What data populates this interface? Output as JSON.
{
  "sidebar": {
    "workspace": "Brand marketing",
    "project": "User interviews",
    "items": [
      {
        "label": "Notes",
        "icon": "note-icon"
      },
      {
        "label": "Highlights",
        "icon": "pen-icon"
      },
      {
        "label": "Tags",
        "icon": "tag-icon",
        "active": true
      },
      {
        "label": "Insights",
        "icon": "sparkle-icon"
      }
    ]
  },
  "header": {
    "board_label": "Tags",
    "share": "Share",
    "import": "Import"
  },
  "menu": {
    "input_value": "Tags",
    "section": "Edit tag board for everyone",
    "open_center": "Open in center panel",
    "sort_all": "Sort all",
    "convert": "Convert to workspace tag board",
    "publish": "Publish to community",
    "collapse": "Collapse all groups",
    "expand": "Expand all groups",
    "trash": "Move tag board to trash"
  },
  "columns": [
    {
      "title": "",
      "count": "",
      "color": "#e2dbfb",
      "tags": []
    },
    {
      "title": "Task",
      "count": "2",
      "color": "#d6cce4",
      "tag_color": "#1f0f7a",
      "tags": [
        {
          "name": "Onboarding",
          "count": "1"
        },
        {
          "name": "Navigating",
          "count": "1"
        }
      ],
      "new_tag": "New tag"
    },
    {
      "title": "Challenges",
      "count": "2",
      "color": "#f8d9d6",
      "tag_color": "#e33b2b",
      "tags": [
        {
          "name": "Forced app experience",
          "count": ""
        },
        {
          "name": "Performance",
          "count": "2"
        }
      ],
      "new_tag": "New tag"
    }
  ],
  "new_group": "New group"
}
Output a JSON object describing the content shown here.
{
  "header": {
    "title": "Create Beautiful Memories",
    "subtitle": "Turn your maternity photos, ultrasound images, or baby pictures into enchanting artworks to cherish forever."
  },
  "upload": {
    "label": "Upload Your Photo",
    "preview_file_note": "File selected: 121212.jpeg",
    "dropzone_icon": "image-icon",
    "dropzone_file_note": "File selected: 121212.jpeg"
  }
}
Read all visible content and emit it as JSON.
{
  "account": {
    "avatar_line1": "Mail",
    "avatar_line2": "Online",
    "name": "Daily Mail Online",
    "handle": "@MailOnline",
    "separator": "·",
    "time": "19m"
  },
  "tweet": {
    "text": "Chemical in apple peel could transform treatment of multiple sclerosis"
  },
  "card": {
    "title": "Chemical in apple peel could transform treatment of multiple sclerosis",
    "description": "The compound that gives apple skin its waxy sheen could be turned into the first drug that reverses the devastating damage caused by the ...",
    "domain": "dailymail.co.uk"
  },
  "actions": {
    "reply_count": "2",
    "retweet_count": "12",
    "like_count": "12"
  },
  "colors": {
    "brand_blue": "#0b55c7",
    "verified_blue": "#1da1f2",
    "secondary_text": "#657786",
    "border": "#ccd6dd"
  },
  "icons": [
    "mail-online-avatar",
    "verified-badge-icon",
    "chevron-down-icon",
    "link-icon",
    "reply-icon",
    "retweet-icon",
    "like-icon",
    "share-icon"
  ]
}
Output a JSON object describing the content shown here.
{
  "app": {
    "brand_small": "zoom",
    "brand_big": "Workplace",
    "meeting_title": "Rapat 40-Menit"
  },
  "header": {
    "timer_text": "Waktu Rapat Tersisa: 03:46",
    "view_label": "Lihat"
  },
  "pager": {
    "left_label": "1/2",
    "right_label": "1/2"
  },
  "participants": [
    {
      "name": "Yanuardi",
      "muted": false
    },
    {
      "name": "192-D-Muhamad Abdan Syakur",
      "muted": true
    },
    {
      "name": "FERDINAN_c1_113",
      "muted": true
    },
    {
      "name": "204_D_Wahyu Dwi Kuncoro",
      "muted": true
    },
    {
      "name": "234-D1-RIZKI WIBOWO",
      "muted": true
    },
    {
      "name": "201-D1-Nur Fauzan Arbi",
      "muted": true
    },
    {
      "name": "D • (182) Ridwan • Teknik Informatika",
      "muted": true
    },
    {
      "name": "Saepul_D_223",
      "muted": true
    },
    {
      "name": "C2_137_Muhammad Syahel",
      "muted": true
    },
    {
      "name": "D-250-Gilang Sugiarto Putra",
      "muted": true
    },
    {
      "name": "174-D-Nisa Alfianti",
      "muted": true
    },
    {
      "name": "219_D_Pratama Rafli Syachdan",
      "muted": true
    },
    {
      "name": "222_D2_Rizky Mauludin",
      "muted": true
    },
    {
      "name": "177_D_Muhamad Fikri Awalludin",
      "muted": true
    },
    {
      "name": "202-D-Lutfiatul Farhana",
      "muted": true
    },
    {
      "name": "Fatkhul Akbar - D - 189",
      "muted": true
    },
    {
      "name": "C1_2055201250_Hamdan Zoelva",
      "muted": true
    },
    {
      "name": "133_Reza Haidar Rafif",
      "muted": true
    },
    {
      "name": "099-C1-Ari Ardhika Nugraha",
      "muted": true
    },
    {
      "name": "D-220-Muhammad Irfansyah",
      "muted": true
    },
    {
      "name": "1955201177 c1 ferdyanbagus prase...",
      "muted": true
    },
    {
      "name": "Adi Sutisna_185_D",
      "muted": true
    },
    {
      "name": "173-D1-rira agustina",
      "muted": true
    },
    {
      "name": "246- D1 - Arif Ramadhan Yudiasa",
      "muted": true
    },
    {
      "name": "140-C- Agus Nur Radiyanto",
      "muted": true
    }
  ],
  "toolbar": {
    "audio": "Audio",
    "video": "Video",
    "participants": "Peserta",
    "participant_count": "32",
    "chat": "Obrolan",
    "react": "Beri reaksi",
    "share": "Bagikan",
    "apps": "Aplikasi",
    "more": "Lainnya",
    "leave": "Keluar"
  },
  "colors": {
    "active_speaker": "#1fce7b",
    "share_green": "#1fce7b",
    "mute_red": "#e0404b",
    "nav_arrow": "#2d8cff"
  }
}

■ WHAT IS EXPECTED:
Show each line holding the word "jpeg".

■ THE REPLY:
    "preview_file_note": "File selected: 121212.jpeg",
    "dropzone_file_note": "File selected: 121212.jpeg"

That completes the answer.